**Challenge**: Your task is to gather the lines below that hold the string "Edit".
╭──
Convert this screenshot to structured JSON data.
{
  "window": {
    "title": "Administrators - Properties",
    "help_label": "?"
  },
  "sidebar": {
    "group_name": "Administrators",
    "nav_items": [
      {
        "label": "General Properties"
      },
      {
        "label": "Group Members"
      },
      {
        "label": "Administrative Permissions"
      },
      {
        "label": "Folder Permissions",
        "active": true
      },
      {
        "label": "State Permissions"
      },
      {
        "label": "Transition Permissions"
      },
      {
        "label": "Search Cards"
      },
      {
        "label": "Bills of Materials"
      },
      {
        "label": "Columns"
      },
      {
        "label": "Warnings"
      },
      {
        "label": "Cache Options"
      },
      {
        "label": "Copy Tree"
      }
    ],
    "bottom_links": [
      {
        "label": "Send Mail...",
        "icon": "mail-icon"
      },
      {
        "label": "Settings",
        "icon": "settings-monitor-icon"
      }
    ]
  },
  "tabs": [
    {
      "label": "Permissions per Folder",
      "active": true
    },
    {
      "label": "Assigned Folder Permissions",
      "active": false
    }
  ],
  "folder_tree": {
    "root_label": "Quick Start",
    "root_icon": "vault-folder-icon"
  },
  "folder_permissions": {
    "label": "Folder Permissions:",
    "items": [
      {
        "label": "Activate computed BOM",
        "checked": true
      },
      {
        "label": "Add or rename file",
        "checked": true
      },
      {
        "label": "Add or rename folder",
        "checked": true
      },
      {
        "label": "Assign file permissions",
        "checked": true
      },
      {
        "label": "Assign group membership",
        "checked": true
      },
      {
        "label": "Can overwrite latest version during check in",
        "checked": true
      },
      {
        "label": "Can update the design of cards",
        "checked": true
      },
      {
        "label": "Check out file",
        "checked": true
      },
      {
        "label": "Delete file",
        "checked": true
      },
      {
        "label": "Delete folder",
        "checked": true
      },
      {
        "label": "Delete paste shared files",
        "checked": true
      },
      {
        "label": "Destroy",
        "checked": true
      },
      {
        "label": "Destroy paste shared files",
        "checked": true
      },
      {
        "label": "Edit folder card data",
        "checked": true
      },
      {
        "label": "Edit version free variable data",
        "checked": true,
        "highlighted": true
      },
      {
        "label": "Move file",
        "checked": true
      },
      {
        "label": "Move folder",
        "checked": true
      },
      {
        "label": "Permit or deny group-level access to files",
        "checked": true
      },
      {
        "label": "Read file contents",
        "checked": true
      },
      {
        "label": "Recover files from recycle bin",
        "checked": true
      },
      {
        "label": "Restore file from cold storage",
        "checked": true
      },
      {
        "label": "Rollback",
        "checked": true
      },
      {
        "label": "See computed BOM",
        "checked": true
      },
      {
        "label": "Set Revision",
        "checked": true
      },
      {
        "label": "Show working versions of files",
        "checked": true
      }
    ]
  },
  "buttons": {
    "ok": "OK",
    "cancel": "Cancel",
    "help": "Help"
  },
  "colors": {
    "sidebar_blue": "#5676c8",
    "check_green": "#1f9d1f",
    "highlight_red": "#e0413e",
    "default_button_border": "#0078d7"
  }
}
╰──
**Response**:
        "label": "Edit folder card data",
        "label": "Edit version free variable data",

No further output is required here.